## Given request
Look at the entries below and reproduce them exactly.

━━━━━━━━━━━━━━━━━━━━

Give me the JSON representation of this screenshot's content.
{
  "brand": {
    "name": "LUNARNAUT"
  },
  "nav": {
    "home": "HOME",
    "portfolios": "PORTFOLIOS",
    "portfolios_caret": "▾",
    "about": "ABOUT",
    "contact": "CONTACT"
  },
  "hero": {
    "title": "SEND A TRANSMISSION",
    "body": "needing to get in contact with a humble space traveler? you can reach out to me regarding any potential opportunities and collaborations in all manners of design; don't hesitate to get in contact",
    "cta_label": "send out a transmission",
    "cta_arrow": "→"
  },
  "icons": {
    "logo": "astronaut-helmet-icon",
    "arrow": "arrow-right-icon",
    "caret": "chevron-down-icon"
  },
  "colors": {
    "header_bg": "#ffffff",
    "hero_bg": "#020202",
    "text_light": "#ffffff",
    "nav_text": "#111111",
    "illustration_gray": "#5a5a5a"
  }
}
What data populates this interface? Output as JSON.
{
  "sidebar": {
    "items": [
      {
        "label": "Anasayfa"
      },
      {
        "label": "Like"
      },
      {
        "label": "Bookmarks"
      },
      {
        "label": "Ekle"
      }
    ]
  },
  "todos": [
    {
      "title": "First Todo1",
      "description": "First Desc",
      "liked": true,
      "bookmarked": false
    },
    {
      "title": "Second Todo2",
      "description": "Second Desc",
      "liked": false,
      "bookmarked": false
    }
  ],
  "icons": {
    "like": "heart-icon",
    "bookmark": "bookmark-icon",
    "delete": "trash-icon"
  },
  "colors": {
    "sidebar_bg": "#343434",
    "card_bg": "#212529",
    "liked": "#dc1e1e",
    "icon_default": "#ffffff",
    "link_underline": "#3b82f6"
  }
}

━━━━━━━━━━━━━━━━━━━━

## Result of the exercise
Give me the JSON representation of this screenshot's content.
{
  "brand": {
    "name": "LUNARNAUT"
  },
  "nav": {
    "home": "HOME",
    "portfolios": "PORTFOLIOS",
    "portfolios_caret": "▾",
    "about": "ABOUT",
    "contact": "CONTACT"
  },
  "hero": {
    "title": "SEND A TRANSMISSION",
    "body": "needing to get in contact with a humble space traveler? you can reach out to me regarding any potential opportunities and collaborations in all manners of design; don't hesitate to get in contact",
    "cta_label": "send out a transmission",
    "cta_arrow": "→"
  },
  "icons": {
    "logo": "astronaut-helmet-icon",
    "arrow": "arrow-right-icon",
    "caret": "chevron-down-icon"
  },
  "colors": {
    "header_bg": "#ffffff",
    "hero_bg": "#020202",
    "text_light": "#ffffff",
    "nav_text": "#111111",
    "illustration_gray": "#5a5a5a"
  }
}
What data populates this interface? Output as JSON.
{
  "sidebar": {
    "items": [
      {
        "label": "Anasayfa"
      },
      {
        "label": "Like"
      },
      {
        "label": "Bookmarks"
      },
      {
        "label": "Ekle"
      }
    ]
  },
  "todos": [
    {
      "title": "First Todo1",
      "description": "First Desc",
      "liked": true,
      "bookmarked": false
    },
    {
      "title": "Second Todo2",
      "description": "Second Desc",
      "liked": false,
      "bookmarked": false
    }
  ],
  "icons": {
    "like": "heart-icon",
    "bookmark": "bookmark-icon",
    "delete": "trash-icon"
  },
  "colors": {
    "sidebar_bg": "#343434",
    "card_bg": "#212529",
    "liked": "#dc1e1e",
    "icon_default": "#ffffff",
    "link_underline": "#3b82f6"
  }
}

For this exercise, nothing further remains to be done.